● **WHAT IS ASKED**
Give only the number of lines in the records that include the string "opodatkowaniu".

(Data entries)
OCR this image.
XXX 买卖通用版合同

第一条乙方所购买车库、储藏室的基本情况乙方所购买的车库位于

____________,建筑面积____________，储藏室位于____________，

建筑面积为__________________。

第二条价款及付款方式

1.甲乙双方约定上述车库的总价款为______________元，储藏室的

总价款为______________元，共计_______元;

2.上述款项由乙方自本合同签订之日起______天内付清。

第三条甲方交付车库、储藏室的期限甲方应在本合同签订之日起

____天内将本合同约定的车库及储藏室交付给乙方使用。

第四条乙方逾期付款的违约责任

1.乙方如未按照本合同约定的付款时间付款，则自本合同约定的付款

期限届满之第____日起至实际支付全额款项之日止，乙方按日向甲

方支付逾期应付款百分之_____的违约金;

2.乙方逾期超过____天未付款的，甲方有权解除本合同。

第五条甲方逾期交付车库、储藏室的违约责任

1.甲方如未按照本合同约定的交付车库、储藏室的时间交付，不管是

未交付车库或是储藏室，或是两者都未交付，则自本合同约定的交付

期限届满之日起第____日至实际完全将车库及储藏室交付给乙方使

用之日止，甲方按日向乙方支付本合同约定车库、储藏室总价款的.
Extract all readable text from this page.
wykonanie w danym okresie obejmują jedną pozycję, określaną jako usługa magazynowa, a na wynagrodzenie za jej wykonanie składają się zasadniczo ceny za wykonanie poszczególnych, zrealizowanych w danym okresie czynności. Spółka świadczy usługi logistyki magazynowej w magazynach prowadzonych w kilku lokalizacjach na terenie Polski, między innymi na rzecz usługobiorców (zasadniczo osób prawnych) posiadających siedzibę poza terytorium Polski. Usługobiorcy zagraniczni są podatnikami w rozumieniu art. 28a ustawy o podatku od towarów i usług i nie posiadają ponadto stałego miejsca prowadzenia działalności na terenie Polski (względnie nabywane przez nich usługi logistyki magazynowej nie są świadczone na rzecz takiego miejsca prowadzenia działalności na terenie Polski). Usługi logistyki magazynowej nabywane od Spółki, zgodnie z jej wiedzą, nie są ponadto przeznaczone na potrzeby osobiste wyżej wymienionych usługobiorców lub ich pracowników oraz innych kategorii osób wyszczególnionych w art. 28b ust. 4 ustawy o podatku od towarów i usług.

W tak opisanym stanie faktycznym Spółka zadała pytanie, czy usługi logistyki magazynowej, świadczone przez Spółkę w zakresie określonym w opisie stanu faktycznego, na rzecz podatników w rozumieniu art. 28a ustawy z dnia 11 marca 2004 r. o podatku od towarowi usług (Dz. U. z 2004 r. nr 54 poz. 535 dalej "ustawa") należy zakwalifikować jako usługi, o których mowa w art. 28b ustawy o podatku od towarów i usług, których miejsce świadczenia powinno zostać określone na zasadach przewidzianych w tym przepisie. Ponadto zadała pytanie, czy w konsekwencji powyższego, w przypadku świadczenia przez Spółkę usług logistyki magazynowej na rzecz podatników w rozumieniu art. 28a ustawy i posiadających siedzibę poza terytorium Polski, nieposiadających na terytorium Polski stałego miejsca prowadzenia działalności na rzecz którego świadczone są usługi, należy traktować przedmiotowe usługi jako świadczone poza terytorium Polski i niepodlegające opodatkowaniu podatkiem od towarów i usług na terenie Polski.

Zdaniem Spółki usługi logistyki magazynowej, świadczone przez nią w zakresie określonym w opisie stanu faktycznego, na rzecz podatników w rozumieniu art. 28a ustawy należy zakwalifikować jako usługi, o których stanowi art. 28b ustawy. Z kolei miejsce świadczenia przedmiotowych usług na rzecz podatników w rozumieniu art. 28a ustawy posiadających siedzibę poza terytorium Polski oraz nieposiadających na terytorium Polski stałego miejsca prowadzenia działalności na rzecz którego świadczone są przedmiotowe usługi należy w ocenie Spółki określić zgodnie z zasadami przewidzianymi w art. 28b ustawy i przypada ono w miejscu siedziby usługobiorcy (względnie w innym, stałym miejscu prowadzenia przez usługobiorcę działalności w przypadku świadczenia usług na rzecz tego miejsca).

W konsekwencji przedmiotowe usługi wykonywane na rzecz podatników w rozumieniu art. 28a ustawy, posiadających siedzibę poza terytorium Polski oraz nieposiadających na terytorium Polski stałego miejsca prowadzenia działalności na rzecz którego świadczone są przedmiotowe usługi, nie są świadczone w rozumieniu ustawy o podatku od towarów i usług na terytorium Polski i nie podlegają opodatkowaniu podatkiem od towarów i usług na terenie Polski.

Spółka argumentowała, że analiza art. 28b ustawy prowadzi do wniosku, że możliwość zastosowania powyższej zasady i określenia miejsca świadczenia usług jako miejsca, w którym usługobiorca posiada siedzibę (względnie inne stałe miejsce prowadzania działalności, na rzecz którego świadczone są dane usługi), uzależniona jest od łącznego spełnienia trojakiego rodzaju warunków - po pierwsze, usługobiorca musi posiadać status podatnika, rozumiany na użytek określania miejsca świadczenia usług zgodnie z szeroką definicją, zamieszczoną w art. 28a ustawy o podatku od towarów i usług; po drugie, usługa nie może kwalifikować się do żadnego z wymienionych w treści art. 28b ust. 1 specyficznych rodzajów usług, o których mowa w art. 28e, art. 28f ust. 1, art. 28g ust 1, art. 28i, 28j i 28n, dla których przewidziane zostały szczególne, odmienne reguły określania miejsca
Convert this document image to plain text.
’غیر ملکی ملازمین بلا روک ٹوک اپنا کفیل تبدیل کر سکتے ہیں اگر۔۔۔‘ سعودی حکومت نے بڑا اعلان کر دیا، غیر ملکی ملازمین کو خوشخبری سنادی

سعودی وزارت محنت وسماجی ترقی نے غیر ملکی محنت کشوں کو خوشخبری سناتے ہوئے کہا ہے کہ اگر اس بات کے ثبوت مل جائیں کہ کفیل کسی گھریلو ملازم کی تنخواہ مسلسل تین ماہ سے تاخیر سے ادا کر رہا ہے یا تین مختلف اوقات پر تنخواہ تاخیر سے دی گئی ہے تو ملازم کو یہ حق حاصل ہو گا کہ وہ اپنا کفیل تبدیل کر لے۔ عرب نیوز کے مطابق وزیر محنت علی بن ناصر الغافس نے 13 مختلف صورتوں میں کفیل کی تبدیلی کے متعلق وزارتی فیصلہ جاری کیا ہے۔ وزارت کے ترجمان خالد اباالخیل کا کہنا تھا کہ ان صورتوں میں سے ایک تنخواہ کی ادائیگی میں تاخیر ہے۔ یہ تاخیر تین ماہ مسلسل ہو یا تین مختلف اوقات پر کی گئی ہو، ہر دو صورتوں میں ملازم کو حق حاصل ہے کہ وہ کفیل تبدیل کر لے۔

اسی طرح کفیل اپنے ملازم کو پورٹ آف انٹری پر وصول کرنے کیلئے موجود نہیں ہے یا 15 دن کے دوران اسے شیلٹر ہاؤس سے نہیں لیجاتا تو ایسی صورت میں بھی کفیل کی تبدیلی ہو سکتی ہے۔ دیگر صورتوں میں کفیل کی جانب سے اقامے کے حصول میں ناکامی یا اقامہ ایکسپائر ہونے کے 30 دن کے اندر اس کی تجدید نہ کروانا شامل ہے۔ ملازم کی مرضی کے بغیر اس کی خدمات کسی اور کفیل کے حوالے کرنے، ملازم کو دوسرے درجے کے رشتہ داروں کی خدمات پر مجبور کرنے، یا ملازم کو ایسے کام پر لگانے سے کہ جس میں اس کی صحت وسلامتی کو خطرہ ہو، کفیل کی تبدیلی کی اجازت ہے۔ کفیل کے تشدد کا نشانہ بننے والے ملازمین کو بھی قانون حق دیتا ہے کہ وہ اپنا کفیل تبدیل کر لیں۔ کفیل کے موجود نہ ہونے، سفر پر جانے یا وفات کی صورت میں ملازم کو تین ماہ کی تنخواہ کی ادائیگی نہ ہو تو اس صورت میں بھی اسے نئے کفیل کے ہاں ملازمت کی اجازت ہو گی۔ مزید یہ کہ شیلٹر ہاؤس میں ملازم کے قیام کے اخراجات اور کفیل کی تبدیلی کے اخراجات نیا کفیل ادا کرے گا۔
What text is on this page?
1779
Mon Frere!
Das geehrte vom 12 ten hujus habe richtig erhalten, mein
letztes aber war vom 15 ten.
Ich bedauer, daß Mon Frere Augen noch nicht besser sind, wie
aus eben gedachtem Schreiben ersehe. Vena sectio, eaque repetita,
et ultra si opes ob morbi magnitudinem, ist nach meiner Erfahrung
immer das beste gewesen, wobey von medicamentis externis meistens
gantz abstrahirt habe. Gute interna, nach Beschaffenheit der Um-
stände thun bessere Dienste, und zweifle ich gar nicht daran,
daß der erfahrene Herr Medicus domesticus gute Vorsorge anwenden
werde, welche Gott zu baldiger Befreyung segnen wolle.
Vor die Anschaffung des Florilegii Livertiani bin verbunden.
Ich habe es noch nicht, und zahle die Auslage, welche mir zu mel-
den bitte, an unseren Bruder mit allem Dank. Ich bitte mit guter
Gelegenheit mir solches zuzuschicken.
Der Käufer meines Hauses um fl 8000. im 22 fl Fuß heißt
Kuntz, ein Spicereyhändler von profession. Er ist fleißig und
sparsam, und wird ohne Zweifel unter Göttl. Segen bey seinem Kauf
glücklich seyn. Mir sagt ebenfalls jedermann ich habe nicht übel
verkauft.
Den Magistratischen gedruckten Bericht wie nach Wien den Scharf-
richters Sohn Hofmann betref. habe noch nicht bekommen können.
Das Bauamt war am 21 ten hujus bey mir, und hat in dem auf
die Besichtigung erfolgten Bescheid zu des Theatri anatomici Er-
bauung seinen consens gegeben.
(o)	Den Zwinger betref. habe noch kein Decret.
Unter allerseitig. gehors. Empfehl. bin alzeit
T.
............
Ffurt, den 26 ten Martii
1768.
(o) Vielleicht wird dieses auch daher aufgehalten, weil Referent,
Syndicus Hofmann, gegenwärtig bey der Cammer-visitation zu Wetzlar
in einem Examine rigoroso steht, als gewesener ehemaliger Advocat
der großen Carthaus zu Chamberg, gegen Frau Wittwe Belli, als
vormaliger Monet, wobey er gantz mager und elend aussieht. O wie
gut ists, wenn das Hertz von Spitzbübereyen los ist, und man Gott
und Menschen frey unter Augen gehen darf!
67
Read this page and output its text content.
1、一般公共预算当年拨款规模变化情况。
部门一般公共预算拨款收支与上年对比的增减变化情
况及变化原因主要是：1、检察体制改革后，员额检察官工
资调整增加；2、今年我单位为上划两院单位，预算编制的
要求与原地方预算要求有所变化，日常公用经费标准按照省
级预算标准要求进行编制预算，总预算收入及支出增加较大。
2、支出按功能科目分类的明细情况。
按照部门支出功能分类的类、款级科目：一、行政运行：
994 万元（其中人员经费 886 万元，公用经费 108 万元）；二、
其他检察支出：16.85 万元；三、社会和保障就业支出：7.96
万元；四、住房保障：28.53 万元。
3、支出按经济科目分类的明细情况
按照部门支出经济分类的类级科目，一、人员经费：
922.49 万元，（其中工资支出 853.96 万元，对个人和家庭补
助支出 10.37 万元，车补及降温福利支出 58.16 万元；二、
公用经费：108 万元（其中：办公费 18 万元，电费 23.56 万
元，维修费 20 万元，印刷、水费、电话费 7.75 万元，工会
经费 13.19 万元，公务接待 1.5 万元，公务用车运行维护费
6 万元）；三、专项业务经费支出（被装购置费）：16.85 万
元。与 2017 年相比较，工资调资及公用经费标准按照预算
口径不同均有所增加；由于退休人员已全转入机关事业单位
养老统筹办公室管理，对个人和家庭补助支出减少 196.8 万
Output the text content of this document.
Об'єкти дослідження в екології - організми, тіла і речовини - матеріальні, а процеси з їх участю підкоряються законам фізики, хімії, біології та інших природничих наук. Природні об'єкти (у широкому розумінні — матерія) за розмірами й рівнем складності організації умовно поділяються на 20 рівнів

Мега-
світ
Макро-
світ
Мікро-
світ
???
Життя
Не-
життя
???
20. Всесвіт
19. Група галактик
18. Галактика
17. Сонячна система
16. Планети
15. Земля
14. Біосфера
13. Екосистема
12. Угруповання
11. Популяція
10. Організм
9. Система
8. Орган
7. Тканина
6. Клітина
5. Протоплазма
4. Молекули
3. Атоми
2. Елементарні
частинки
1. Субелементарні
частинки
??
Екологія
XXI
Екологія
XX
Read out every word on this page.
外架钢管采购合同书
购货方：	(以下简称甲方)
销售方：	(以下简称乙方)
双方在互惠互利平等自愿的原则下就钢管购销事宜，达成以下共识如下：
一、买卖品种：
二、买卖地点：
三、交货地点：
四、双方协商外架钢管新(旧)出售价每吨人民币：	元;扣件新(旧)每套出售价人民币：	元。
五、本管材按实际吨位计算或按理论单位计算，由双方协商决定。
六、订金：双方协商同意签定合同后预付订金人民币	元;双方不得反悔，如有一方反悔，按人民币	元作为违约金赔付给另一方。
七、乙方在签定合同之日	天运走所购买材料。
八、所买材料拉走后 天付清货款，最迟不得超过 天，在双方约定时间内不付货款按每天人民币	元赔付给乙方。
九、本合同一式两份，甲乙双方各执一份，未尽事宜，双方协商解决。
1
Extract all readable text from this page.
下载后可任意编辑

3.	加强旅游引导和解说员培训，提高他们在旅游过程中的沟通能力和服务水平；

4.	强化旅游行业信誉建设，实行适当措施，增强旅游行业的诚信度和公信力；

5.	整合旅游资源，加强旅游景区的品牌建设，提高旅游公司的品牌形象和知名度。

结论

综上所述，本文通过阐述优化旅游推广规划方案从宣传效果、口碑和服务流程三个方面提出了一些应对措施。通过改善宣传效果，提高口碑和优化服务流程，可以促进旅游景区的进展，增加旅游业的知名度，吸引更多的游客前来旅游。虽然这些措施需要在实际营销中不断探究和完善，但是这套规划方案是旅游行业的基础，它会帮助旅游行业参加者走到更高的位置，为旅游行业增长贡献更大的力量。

● **PROBLEM SOLUTION**
2